Over the last few years, the Grand Valley has had a lot of wins and we continue to see our economy trending in a positive direction. Collaboration across the valley has resulted in increased funding for marketing, infrastructure, schools, public safety, and air travel through a number of different mechanisms.
Most of that success has happened within the city of Grand Junction, which makes sense since most of the infrastructure, commercial real estate, transportation infrastructure, workforce and training are in the city. Large projects such as the Riverfront at Las Colonias Park have garnered attention across the state as have Grand Junction’s six Opportunity Zones. The announcement of the BLM headquarters to Grand Junction as well as our increasing wages have placed the city in national headlines.
Because we are the Grand Junction Economic Partnership, people often assume we are only working for the city of Grand Junction when in fact, we are the economic development organization for all of Mesa County- including the city of Fruita, and the towns of Palisade, Collbran and Debeque.
While Fruita, Grand Junction, and Palisade are three separate communities with very different personalities, we’re really one big metropolitan area with a population of 151,000, a shared school district, a University and an airport- all connected by the Colorado River. What happens in any one of these communities is felt in each of the others. Each could not exist in their current form without the others. Collaboration is crucial as we strategize, plan and execute projects that make us all stronger.

[EXERCISE]: From the passage on the Grand Valley economy, copy the part between "Over the last" and "in national headlines.", inclusive, swapping "infrastructure" for "facilities". The items after this point play no part in the work.

[DATASET ROWS]:
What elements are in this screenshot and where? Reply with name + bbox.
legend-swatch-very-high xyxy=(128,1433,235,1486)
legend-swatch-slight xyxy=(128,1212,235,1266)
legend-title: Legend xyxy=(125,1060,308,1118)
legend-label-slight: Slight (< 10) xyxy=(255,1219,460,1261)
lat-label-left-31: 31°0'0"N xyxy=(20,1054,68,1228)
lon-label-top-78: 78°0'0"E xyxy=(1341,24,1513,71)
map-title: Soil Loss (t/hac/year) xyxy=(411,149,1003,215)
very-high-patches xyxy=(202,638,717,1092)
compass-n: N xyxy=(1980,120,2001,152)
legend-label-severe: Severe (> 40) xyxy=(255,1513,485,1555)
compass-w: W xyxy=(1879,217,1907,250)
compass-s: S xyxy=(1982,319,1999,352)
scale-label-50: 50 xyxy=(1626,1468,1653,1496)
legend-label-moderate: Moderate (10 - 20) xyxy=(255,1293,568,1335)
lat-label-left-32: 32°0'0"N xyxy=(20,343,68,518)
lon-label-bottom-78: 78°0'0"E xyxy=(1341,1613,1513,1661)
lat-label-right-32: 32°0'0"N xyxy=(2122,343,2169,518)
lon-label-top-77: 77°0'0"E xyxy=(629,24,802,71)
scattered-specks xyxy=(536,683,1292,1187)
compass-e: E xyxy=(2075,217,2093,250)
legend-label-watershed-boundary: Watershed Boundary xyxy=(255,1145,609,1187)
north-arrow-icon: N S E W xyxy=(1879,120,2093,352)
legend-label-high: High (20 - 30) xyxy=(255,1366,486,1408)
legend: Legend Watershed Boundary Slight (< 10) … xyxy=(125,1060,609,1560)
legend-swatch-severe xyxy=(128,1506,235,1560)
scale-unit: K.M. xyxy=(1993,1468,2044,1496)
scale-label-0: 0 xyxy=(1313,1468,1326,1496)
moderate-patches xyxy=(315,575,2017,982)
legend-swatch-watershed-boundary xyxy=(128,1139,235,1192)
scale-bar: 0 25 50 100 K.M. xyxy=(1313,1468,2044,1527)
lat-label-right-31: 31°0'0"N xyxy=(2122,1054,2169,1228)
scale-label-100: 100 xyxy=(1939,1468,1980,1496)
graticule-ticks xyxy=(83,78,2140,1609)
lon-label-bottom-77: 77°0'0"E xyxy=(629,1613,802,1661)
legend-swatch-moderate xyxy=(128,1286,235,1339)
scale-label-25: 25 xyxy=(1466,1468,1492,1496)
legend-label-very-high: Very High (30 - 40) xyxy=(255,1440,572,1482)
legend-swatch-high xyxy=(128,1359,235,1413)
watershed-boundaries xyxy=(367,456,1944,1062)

[CORRECT ANSWER]:
Over the last few years, the Grand Valley has had a lot of wins and we continue to see our economy trending in a positive direction. Collaboration across the valley has resulted in increased funding for marketing, facilities, schools, public safety, and air travel through a number of different mechanisms.
Most of that success has happened within the city of Grand Junction, which makes sense since most of the facilities, commercial real estate, transportation facilities, workforce and training are in the city. Large projects such as the Riverfront at Las Colonias Park have garnered attention across the state as have Grand Junction’s six Opportunity Zones. The announcement of the BLM headquarters to Grand Junction as well as our increasing wages have placed the city in national headlines.